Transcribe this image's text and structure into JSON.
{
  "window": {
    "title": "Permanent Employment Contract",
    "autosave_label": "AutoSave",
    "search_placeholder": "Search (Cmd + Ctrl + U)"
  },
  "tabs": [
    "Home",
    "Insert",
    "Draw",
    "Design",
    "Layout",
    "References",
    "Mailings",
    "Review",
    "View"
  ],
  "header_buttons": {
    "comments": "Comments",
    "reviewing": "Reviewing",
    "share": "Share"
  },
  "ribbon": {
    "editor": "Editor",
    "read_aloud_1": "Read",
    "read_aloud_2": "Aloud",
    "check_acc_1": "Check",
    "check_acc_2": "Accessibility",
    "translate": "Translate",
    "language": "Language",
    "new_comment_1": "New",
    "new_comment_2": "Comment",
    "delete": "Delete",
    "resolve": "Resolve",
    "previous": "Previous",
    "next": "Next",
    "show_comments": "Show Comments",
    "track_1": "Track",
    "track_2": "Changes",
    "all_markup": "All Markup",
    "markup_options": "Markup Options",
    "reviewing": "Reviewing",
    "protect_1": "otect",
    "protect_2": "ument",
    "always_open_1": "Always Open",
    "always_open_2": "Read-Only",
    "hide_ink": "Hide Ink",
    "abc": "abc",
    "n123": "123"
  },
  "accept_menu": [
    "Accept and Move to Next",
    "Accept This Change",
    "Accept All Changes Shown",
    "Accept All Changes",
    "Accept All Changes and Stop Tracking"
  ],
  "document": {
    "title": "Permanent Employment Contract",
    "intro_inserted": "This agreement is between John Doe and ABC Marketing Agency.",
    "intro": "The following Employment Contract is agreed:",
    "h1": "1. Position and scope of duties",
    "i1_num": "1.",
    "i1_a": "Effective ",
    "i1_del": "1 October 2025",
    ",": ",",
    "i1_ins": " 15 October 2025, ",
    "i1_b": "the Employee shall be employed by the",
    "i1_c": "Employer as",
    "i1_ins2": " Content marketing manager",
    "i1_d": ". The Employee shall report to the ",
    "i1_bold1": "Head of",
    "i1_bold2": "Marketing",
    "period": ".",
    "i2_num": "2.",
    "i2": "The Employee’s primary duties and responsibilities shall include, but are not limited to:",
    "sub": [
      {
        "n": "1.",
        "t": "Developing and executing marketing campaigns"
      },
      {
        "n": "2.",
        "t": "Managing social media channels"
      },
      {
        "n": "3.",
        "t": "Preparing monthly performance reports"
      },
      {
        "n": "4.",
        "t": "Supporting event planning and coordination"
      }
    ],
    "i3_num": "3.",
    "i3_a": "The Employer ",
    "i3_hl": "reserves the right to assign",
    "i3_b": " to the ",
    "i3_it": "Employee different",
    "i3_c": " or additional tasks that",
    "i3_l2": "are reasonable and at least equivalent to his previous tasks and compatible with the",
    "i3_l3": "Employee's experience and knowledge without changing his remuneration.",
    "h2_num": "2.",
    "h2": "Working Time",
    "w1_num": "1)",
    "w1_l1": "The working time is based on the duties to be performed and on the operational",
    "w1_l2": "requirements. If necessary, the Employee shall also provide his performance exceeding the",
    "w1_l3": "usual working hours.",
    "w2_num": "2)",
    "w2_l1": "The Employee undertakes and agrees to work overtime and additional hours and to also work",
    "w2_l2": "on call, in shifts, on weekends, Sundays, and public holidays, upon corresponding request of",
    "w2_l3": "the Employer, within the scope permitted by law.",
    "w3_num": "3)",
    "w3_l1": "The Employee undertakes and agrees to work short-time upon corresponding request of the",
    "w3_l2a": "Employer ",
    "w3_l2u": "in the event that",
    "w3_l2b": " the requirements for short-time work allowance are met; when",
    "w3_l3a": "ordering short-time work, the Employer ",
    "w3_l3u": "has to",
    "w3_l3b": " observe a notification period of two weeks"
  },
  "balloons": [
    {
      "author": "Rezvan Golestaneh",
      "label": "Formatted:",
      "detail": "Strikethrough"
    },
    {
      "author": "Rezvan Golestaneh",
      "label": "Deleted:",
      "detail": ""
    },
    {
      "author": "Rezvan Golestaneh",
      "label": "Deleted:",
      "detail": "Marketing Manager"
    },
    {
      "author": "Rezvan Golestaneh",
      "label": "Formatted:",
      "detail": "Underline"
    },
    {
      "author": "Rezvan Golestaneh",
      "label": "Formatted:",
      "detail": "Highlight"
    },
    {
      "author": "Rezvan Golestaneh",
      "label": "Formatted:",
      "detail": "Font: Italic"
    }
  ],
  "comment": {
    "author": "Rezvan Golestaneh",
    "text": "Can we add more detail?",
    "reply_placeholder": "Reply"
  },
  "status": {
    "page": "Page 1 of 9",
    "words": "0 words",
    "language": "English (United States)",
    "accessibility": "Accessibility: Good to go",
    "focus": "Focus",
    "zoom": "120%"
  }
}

_Problem to work on_. Quote every entry exactly.

_Reply_.
Transcribe this image's text and structure into JSON.
{
  "window": {
    "title": "Permanent Employment Contract",
    "autosave_label": "AutoSave",
    "search_placeholder": "Search (Cmd + Ctrl + U)"
  },
  "tabs": [
    "Home",
    "Insert",
    "Draw",
    "Design",
    "Layout",
    "References",
    "Mailings",
    "Review",
    "View"
  ],
  "header_buttons": {
    "comments": "Comments",
    "reviewing": "Reviewing",
    "share": "Share"
  },
  "ribbon": {
    "editor": "Editor",
    "read_aloud_1": "Read",
    "read_aloud_2": "Aloud",
    "check_acc_1": "Check",
    "check_acc_2": "Accessibility",
    "translate": "Translate",
    "language": "Language",
    "new_comment_1": "New",
    "new_comment_2": "Comment",
    "delete": "Delete",
    "resolve": "Resolve",
    "previous": "Previous",
    "next": "Next",
    "show_comments": "Show Comments",
    "track_1": "Track",
    "track_2": "Changes",
    "all_markup": "All Markup",
    "markup_options": "Markup Options",
    "reviewing": "Reviewing",
    "protect_1": "otect",
    "protect_2": "ument",
    "always_open_1": "Always Open",
    "always_open_2": "Read-Only",
    "hide_ink": "Hide Ink",
    "abc": "abc",
    "n123": "123"
  },
  "accept_menu": [
    "Accept and Move to Next",
    "Accept This Change",
    "Accept All Changes Shown",
    "Accept All Changes",
    "Accept All Changes and Stop Tracking"
  ],
  "document": {
    "title": "Permanent Employment Contract",
    "intro_inserted": "This agreement is between John Doe and ABC Marketing Agency.",
    "intro": "The following Employment Contract is agreed:",
    "h1": "1. Position and scope of duties",
    "i1_num": "1.",
    "i1_a": "Effective ",
    "i1_del": "1 October 2025",
    ",": ",",
    "i1_ins": " 15 October 2025, ",
    "i1_b": "the Employee shall be employed by the",
    "i1_c": "Employer as",
    "i1_ins2": " Content marketing manager",
    "i1_d": ". The Employee shall report to the ",
    "i1_bold1": "Head of",
    "i1_bold2": "Marketing",
    "period": ".",
    "i2_num": "2.",
    "i2": "The Employee’s primary duties and responsibilities shall include, but are not limited to:",
    "sub": [
      {
        "n": "1.",
        "t": "Developing and executing marketing campaigns"
      },
      {
        "n": "2.",
        "t": "Managing social media channels"
      },
      {
        "n": "3.",
        "t": "Preparing monthly performance reports"
      },
      {
        "n": "4.",
        "t": "Supporting event planning and coordination"
      }
    ],
    "i3_num": "3.",
    "i3_a": "The Employer ",
    "i3_hl": "reserves the right to assign",
    "i3_b": " to the ",
    "i3_it": "Employee different",
    "i3_c": " or additional tasks that",
    "i3_l2": "are reasonable and at least equivalent to his previous tasks and compatible with the",
    "i3_l3": "Employee's experience and knowledge without changing his remuneration.",
    "h2_num": "2.",
    "h2": "Working Time",
    "w1_num": "1)",
    "w1_l1": "The working time is based on the duties to be performed and on the operational",
    "w1_l2": "requirements. If necessary, the Employee shall also provide his performance exceeding the",
    "w1_l3": "usual working hours.",
    "w2_num": "2)",
    "w2_l1": "The Employee undertakes and agrees to work overtime and additional hours and to also work",
    "w2_l2": "on call, in shifts, on weekends, Sundays, and public holidays, upon corresponding request of",
    "w2_l3": "the Employer, within the scope permitted by law.",
    "w3_num": "3)",
    "w3_l1": "The Employee undertakes and agrees to work short-time upon corresponding request of the",
    "w3_l2a": "Employer ",
    "w3_l2u": "in the event that",
    "w3_l2b": " the requirements for short-time work allowance are met; when",
    "w3_l3a": "ordering short-time work, the Employer ",
    "w3_l3u": "has to",
    "w3_l3b": " observe a notification period of two weeks"
  },
  "balloons": [
    {
      "author": "Rezvan Golestaneh",
      "label": "Formatted:",
      "detail": "Strikethrough"
    },
    {
      "author": "Rezvan Golestaneh",
      "label": "Deleted:",
      "detail": ""
    },
    {
      "author": "Rezvan Golestaneh",
      "label": "Deleted:",
      "detail": "Marketing Manager"
    },
    {
      "author": "Rezvan Golestaneh",
      "label": "Formatted:",
      "detail": "Underline"
    },
    {
      "author": "Rezvan Golestaneh",
      "label": "Formatted:",
      "detail": "Highlight"
    },
    {
      "author": "Rezvan Golestaneh",
      "label": "Formatted:",
      "detail": "Font: Italic"
    }
  ],
  "comment": {
    "author": "Rezvan Golestaneh",
    "text": "Can we add more detail?",
    "reply_placeholder": "Reply"
  },
  "status": {
    "page": "Page 1 of 9",
    "words": "0 words",
    "language": "English (United States)",
    "accessibility": "Accessibility: Good to go",
    "focus": "Focus",
    "zoom": "120%"
  }
}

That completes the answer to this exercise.